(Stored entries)
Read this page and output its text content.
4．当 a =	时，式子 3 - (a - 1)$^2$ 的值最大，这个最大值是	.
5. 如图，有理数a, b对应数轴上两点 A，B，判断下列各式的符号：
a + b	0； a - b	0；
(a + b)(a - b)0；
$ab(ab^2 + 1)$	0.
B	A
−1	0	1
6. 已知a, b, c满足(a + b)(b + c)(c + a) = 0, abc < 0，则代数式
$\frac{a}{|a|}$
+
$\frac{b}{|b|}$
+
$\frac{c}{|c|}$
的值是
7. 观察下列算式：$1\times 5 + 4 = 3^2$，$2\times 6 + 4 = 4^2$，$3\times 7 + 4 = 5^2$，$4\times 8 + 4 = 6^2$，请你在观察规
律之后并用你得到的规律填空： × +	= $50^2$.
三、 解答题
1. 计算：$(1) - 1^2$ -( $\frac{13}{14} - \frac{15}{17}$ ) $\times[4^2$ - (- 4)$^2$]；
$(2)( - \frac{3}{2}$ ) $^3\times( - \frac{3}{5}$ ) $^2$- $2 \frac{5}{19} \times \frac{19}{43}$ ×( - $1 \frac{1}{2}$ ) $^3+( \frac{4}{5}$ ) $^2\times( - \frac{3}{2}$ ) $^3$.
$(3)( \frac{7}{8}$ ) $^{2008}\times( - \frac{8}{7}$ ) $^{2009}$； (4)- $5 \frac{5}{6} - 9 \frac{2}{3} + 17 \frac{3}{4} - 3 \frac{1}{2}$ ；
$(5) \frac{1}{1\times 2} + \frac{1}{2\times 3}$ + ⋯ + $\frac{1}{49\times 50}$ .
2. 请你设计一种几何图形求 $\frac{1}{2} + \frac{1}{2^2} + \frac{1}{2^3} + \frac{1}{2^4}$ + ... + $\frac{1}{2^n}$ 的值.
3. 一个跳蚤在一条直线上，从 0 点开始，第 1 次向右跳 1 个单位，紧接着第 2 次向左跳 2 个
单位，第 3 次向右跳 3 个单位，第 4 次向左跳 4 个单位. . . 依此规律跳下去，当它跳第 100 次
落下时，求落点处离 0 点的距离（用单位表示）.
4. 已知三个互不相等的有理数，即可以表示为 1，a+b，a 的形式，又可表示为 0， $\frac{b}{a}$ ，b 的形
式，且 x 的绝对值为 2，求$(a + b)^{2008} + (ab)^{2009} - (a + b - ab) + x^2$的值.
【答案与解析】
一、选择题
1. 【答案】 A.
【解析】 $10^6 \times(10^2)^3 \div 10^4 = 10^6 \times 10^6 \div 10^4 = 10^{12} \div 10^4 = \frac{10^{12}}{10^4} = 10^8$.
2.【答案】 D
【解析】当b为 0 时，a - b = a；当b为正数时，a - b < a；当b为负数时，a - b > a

### Direction
Retype every record above exactly as it appears.

### Written answer
Read this page and output its text content.
4．当 a =	时，式子 3 - (a - 1)$^2$ 的值最大，这个最大值是	.
5. 如图，有理数a, b对应数轴上两点 A，B，判断下列各式的符号：
a + b	0； a - b	0；
(a + b)(a - b)0；
$ab(ab^2 + 1)$	0.
B	A
−1	0	1
6. 已知a, b, c满足(a + b)(b + c)(c + a) = 0, abc < 0，则代数式
$\frac{a}{|a|}$
+
$\frac{b}{|b|}$
+
$\frac{c}{|c|}$
的值是
7. 观察下列算式：$1\times 5 + 4 = 3^2$，$2\times 6 + 4 = 4^2$，$3\times 7 + 4 = 5^2$，$4\times 8 + 4 = 6^2$，请你在观察规
律之后并用你得到的规律填空： × +	= $50^2$.
三、 解答题
1. 计算：$(1) - 1^2$ -( $\frac{13}{14} - \frac{15}{17}$ ) $\times[4^2$ - (- 4)$^2$]；
$(2)( - \frac{3}{2}$ ) $^3\times( - \frac{3}{5}$ ) $^2$- $2 \frac{5}{19} \times \frac{19}{43}$ ×( - $1 \frac{1}{2}$ ) $^3+( \frac{4}{5}$ ) $^2\times( - \frac{3}{2}$ ) $^3$.
$(3)( \frac{7}{8}$ ) $^{2008}\times( - \frac{8}{7}$ ) $^{2009}$； (4)- $5 \frac{5}{6} - 9 \frac{2}{3} + 17 \frac{3}{4} - 3 \frac{1}{2}$ ；
$(5) \frac{1}{1\times 2} + \frac{1}{2\times 3}$ + ⋯ + $\frac{1}{49\times 50}$ .
2. 请你设计一种几何图形求 $\frac{1}{2} + \frac{1}{2^2} + \frac{1}{2^3} + \frac{1}{2^4}$ + ... + $\frac{1}{2^n}$ 的值.
3. 一个跳蚤在一条直线上，从 0 点开始，第 1 次向右跳 1 个单位，紧接着第 2 次向左跳 2 个
单位，第 3 次向右跳 3 个单位，第 4 次向左跳 4 个单位. . . 依此规律跳下去，当它跳第 100 次
落下时，求落点处离 0 点的距离（用单位表示）.
4. 已知三个互不相等的有理数，即可以表示为 1，a+b，a 的形式，又可表示为 0， $\frac{b}{a}$ ，b 的形
式，且 x 的绝对值为 2，求$(a + b)^{2008} + (ab)^{2009} - (a + b - ab) + x^2$的值.
【答案与解析】
一、选择题
1. 【答案】 A.
【解析】 $10^6 \times(10^2)^3 \div 10^4 = 10^6 \times 10^6 \div 10^4 = 10^{12} \div 10^4 = \frac{10^{12}}{10^4} = 10^8$.
2.【答案】 D
【解析】当b为 0 时，a - b = a；当b为正数时，a - b < a；当b为负数时，a - b > a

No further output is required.